WHAT YOU ARE ASKED TO DO
Verbatim output of all the material below is required.

RECORDED INFORMATION
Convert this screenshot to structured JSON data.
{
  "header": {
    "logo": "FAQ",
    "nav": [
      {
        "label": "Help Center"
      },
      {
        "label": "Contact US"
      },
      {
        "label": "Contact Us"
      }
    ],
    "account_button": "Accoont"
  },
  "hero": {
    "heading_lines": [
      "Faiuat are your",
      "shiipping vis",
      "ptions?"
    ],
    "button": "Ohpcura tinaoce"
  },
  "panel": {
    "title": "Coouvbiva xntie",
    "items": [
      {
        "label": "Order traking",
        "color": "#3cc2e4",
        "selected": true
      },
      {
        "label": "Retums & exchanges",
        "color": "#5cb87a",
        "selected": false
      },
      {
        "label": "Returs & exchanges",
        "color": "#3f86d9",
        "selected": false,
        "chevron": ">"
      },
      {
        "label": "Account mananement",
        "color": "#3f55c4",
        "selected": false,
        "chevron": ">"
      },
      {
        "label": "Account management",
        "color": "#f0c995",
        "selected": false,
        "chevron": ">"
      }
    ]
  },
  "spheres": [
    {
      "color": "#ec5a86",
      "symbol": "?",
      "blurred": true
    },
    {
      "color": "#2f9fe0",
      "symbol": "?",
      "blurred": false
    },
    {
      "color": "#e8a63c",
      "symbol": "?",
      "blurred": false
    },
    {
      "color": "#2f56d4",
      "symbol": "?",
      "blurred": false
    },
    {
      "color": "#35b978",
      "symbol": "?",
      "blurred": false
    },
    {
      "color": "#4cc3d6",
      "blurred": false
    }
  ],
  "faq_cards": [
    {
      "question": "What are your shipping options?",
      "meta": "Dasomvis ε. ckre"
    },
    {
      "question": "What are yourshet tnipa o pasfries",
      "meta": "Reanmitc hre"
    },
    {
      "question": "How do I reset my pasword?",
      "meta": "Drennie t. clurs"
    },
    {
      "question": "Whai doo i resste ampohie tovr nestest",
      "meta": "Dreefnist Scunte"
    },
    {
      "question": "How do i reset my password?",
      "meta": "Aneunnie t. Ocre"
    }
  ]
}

CORRECT RESULT
Convert this screenshot to structured JSON data.
{
  "header": {
    "logo": "FAQ",
    "nav": [
      {
        "label": "Help Center"
      },
      {
        "label": "Contact US"
      },
      {
        "label": "Contact Us"
      }
    ],
    "account_button": "Accoont"
  },
  "hero": {
    "heading_lines": [
      "Faiuat are your",
      "shiipping vis",
      "ptions?"
    ],
    "button": "Ohpcura tinaoce"
  },
  "panel": {
    "title": "Coouvbiva xntie",
    "items": [
      {
        "label": "Order traking",
        "color": "#3cc2e4",
        "selected": true
      },
      {
        "label": "Retums & exchanges",
        "color": "#5cb87a",
        "selected": false
      },
      {
        "label": "Returs & exchanges",
        "color": "#3f86d9",
        "selected": false,
        "chevron": ">"
      },
      {
        "label": "Account mananement",
        "color": "#3f55c4",
        "selected": false,
        "chevron": ">"
      },
      {
        "label": "Account management",
        "color": "#f0c995",
        "selected": false,
        "chevron": ">"
      }
    ]
  },
  "spheres": [
    {
      "color": "#ec5a86",
      "symbol": "?",
      "blurred": true
    },
    {
      "color": "#2f9fe0",
      "symbol": "?",
      "blurred": false
    },
    {
      "color": "#e8a63c",
      "symbol": "?",
      "blurred": false
    },
    {
      "color": "#2f56d4",
      "symbol": "?",
      "blurred": false
    },
    {
      "color": "#35b978",
      "symbol": "?",
      "blurred": false
    },
    {
      "color": "#4cc3d6",
      "blurred": false
    }
  ],
  "faq_cards": [
    {
      "question": "What are your shipping options?",
      "meta": "Dasomvis ε. ckre"
    },
    {
      "question": "What are yourshet tnipa o pasfries",
      "meta": "Reanmitc hre"
    },
    {
      "question": "How do I reset my pasword?",
      "meta": "Drennie t. clurs"
    },
    {
      "question": "Whai doo i resste ampohie tovr nestest",
      "meta": "Dreefnist Scunte"
    },
    {
      "question": "How do i reset my password?",
      "meta": "Aneunnie t. Ocre"
    }
  ]
}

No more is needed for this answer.